:: Data listing ::

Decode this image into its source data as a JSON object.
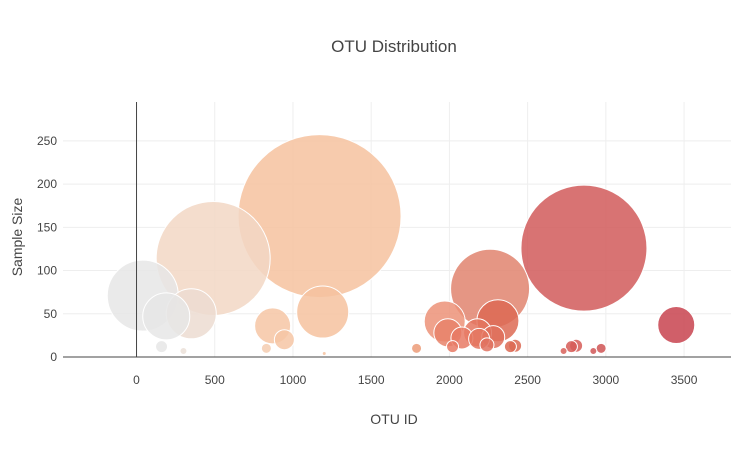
{
  "chart_data": {
    "type": "scatter",
    "variant": "bubble",
    "title": "OTU Distribution",
    "xlabel": "OTU ID",
    "ylabel": "Sample Size",
    "xlim": [
      -470,
      3800
    ],
    "ylim": [
      0,
      295
    ],
    "xticks": [
      0,
      500,
      1000,
      1500,
      2000,
      2500,
      3000,
      3500
    ],
    "yticks": [
      0,
      50,
      100,
      150,
      200,
      250
    ],
    "grid": true,
    "legend": "none",
    "colorscale": [
      "#e6e6e6",
      "#f2d7c4",
      "#f6c29f",
      "#ec9b78",
      "#dd6a53",
      "#d15a5a",
      "#c8434f"
    ],
    "points": [
      {
        "x": 40,
        "y": 71,
        "size": 71,
        "color": "#e6e6e6"
      },
      {
        "x": 160,
        "y": 12,
        "size": 12,
        "color": "#e6e6e6"
      },
      {
        "x": 190,
        "y": 47,
        "size": 47,
        "color": "#e6e6e6"
      },
      {
        "x": 300,
        "y": 7,
        "size": 7,
        "color": "#ebe0d8"
      },
      {
        "x": 350,
        "y": 50,
        "size": 50,
        "color": "#ecdcd1"
      },
      {
        "x": 490,
        "y": 114,
        "size": 114,
        "color": "#f2d7c4"
      },
      {
        "x": 830,
        "y": 10,
        "size": 10,
        "color": "#f4cdb0"
      },
      {
        "x": 870,
        "y": 36,
        "size": 36,
        "color": "#f6c5a4"
      },
      {
        "x": 945,
        "y": 20,
        "size": 20,
        "color": "#f6c5a4"
      },
      {
        "x": 1170,
        "y": 163,
        "size": 163,
        "color": "#f6c29f"
      },
      {
        "x": 1190,
        "y": 52,
        "size": 52,
        "color": "#f6c29f"
      },
      {
        "x": 1200,
        "y": 4,
        "size": 4,
        "color": "#f6c29f"
      },
      {
        "x": 1790,
        "y": 10,
        "size": 10,
        "color": "#ec9b78"
      },
      {
        "x": 1970,
        "y": 41,
        "size": 41,
        "color": "#ec9278"
      },
      {
        "x": 1990,
        "y": 28,
        "size": 28,
        "color": "#e8826a"
      },
      {
        "x": 2020,
        "y": 12,
        "size": 12,
        "color": "#e77a65"
      },
      {
        "x": 2080,
        "y": 22,
        "size": 22,
        "color": "#e77a65"
      },
      {
        "x": 2180,
        "y": 28,
        "size": 28,
        "color": "#e4755f"
      },
      {
        "x": 2190,
        "y": 21,
        "size": 21,
        "color": "#e4755f"
      },
      {
        "x": 2260,
        "y": 79,
        "size": 79,
        "color": "#e0846e"
      },
      {
        "x": 2240,
        "y": 14,
        "size": 14,
        "color": "#e17260"
      },
      {
        "x": 2280,
        "y": 23,
        "size": 23,
        "color": "#df705c"
      },
      {
        "x": 2310,
        "y": 42,
        "size": 42,
        "color": "#dd6a53"
      },
      {
        "x": 2390,
        "y": 12,
        "size": 12,
        "color": "#dc6852"
      },
      {
        "x": 2420,
        "y": 13,
        "size": 13,
        "color": "#dc6852"
      },
      {
        "x": 2730,
        "y": 7,
        "size": 7,
        "color": "#d86059"
      },
      {
        "x": 2780,
        "y": 12,
        "size": 12,
        "color": "#d65c57"
      },
      {
        "x": 2810,
        "y": 13,
        "size": 13,
        "color": "#d65c57"
      },
      {
        "x": 2860,
        "y": 126,
        "size": 126,
        "color": "#d15a5a"
      },
      {
        "x": 2920,
        "y": 7,
        "size": 7,
        "color": "#d05656"
      },
      {
        "x": 2970,
        "y": 10,
        "size": 10,
        "color": "#cf5454"
      },
      {
        "x": 3450,
        "y": 37,
        "size": 37,
        "color": "#c8434f"
      }
    ]
  }
}
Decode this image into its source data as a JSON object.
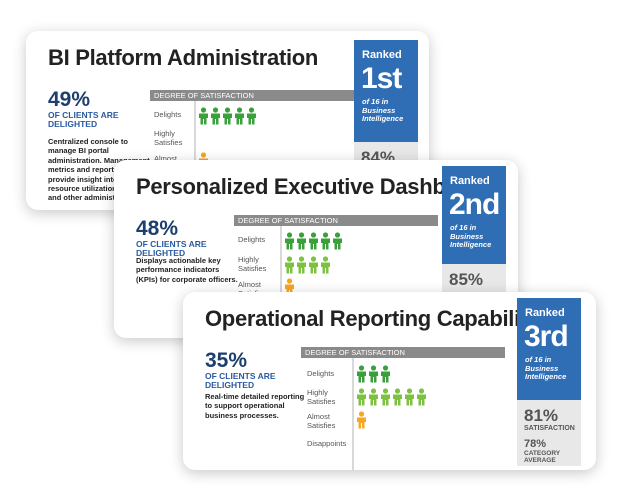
{
  "colors": {
    "delights": "#3aa13a",
    "highly": "#7dc142",
    "almost": "#f5a623",
    "rank_blue": "#2f6db5",
    "header_gray": "#8a8a8a"
  },
  "icons": {
    "figure": "person-icon"
  },
  "cards": [
    {
      "title": "BI Platform Administration",
      "pct": "49%",
      "pct_label": "OF CLIENTS ARE DELIGHTED",
      "desc": "Centralized console to manage BI portal administration. Management metrics and reports to provide insight into usage, resource utilization, security, and other administrative",
      "sat_header": "DEGREE OF SATISFACTION",
      "rows": [
        {
          "label": "Delights",
          "count": 5
        },
        {
          "label": "Highly Satisfies",
          "count": 0
        },
        {
          "label": "Almost Satisfies",
          "count": 1
        }
      ],
      "rank_word": "Ranked",
      "rank_num": "1st",
      "rank_sub": "of 16 in Business Intelligence",
      "stat_pct": "84%"
    },
    {
      "title": "Personalized Executive Dashboards",
      "pct": "48%",
      "pct_label": "OF CLIENTS ARE DELIGHTED",
      "desc": "Displays actionable key performance indicators (KPIs) for corporate officers.",
      "sat_header": "DEGREE OF SATISFACTION",
      "rows": [
        {
          "label": "Delights",
          "count": 5
        },
        {
          "label": "Highly Satisfies",
          "count": 4
        },
        {
          "label": "Almost Satisfies",
          "count": 1
        }
      ],
      "rank_word": "Ranked",
      "rank_num": "2nd",
      "rank_sub": "of 16 in Business Intelligence",
      "stat_pct": "85%"
    },
    {
      "title": "Operational Reporting Capabilities",
      "pct": "35%",
      "pct_label": "OF CLIENTS ARE DELIGHTED",
      "desc": "Real-time detailed reporting to support operational business processes.",
      "sat_header": "DEGREE OF SATISFACTION",
      "rows": [
        {
          "label": "Delights",
          "count": 3
        },
        {
          "label": "Highly Satisfies",
          "count": 6
        },
        {
          "label": "Almost Satisfies",
          "count": 1
        },
        {
          "label": "Disappoints",
          "count": 0
        }
      ],
      "rank_word": "Ranked",
      "rank_num": "3rd",
      "rank_sub": "of 16 in Business Intelligence",
      "stat_pct": "81%",
      "stat_label": "SATISFACTION",
      "stat_pct2": "78%",
      "stat_label2": "CATEGORY AVERAGE"
    }
  ]
}
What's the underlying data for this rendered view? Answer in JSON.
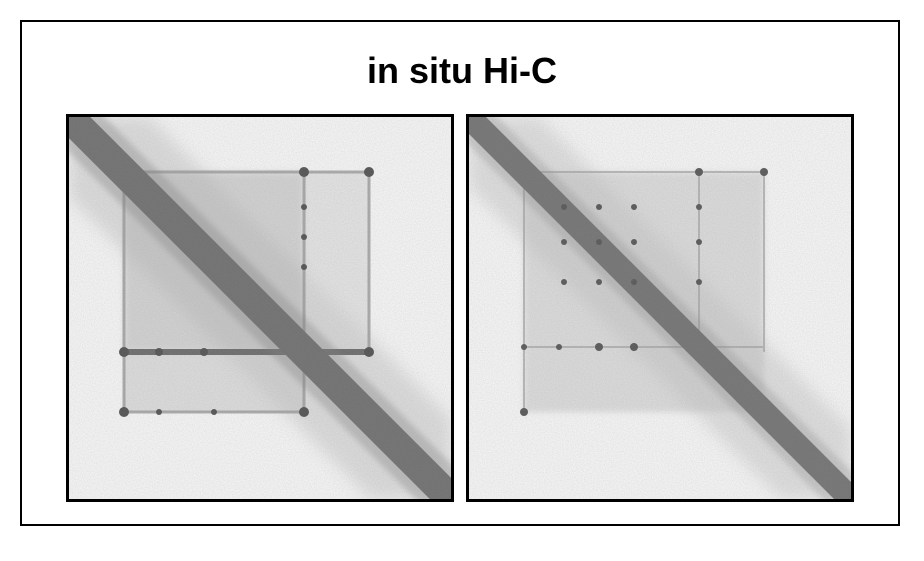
{
  "figure": {
    "title": "in situ Hi-C",
    "colors": {
      "background": "#ffffff",
      "frame": "#000000",
      "panel_background": "#f2f2f2",
      "signal": "#6b6b6b"
    }
  },
  "panels": [
    {
      "id": "left",
      "content": "contact-map"
    },
    {
      "id": "right",
      "content": "contact-map"
    }
  ]
}
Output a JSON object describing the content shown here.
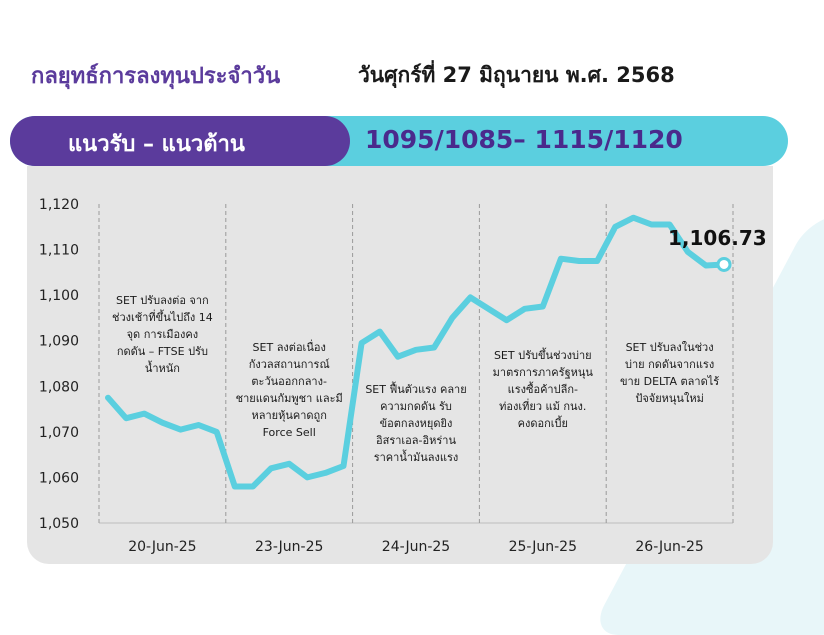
{
  "header": {
    "title": "กลยุทธ์การลงทุนประจำวัน",
    "date": "วันศุกร์ที่ 27 มิถุนายน พ.ศ. 2568"
  },
  "band": {
    "label": "แนวรับ – แนวต้าน",
    "value": "1095/1085– 1115/1120"
  },
  "colors": {
    "purple": "#5b3b9c",
    "cyan": "#5bcfdf",
    "line": "#5bcfdf",
    "panel": "#e5e5e5"
  },
  "chart_data": {
    "type": "line",
    "ylim": [
      1050,
      1120
    ],
    "y_ticks": [
      "1,050",
      "1,060",
      "1,070",
      "1,080",
      "1,090",
      "1,100",
      "1,110",
      "1,120"
    ],
    "x_labels": [
      "20-Jun-25",
      "23-Jun-25",
      "24-Jun-25",
      "25-Jun-25",
      "26-Jun-25"
    ],
    "grid": "vertical dashed separators between sessions",
    "series": [
      {
        "values": [
          1077.5,
          1073.0,
          1074.0,
          1072.0,
          1070.5,
          1071.5,
          1070.0,
          1058.0,
          1058.0,
          1062.0,
          1063.0,
          1060.0,
          1061.0,
          1062.5,
          1089.5,
          1092.0,
          1086.5,
          1088.0,
          1088.5,
          1095.0,
          1099.5,
          1097.0,
          1094.5,
          1097.0,
          1097.5,
          1108.0,
          1107.5,
          1107.5,
          1115.0,
          1117.0,
          1115.5,
          1115.5,
          1109.5,
          1106.5,
          1106.73
        ]
      }
    ],
    "last_value_label": "1,106.73",
    "annotations": [
      "SET ปรับลงต่อ จาก\nช่วงเช้าที่ขึ้นไปถึง 14\nจุด การเมืองคง\nกดดัน – FTSE ปรับ\nน้ำหนัก",
      "SET ลงต่อเนื่อง\nกังวลสถานการณ์\nตะวันออกกลาง-\nชายแดนกัมพูชา และมี\nหลายหุ้นคาดถูก\nForce Sell",
      "SET ฟื้นตัวแรง คลาย\nความกดดัน รับ\nข้อตกลงหยุดยิง\nอิสราเอล-อิหร่าน\nราคาน้ำมันลงแรง",
      "SET ปรับขึ้นช่วงบ่าย\nมาตรการภาครัฐหนุน\nแรงซื้อค้าปลีก-\nท่องเที่ยว แม้ กนง.\nคงดอกเบี้ย",
      "SET ปรับลงในช่วง\nบ่าย กดดันจากแรง\nขาย DELTA ตลาดไร้\nปัจจัยหนุนใหม่"
    ]
  }
}
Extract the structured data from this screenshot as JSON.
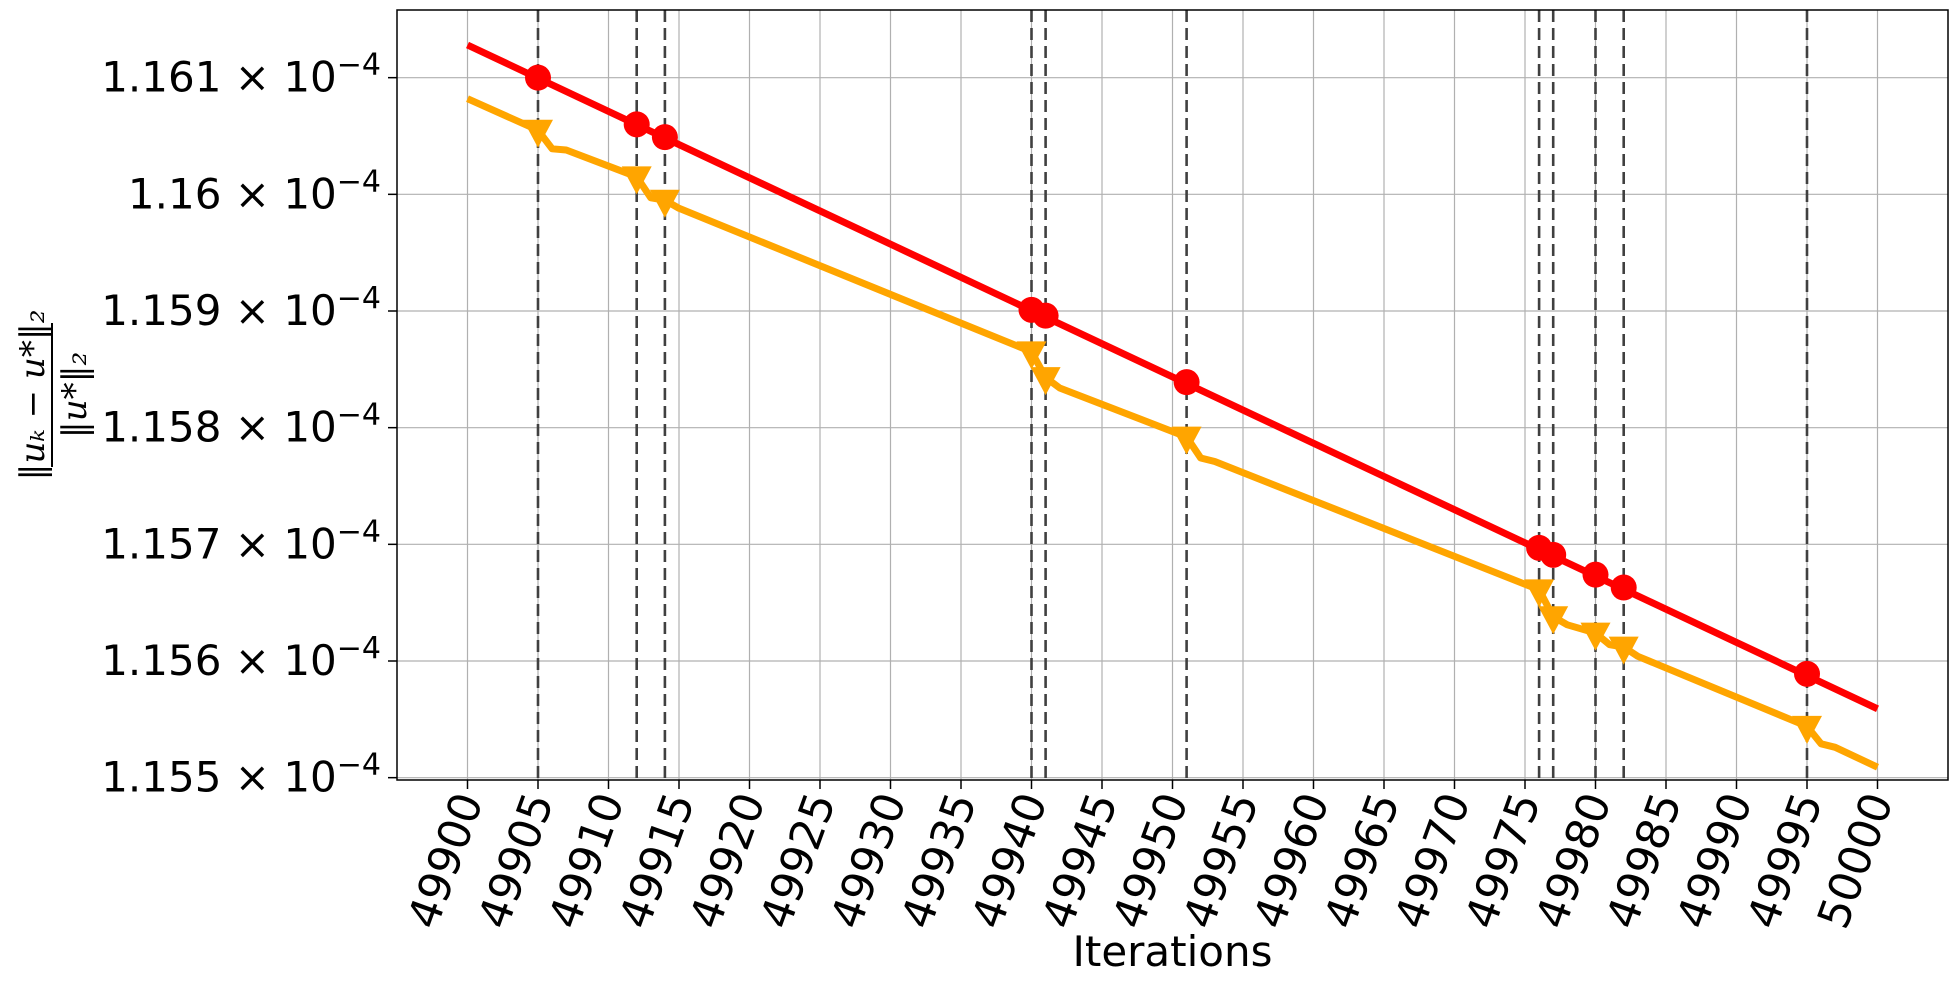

:::

■ Required task
Give only the number of lines in the preceding material that contain the string "this".

■ Expected answer
4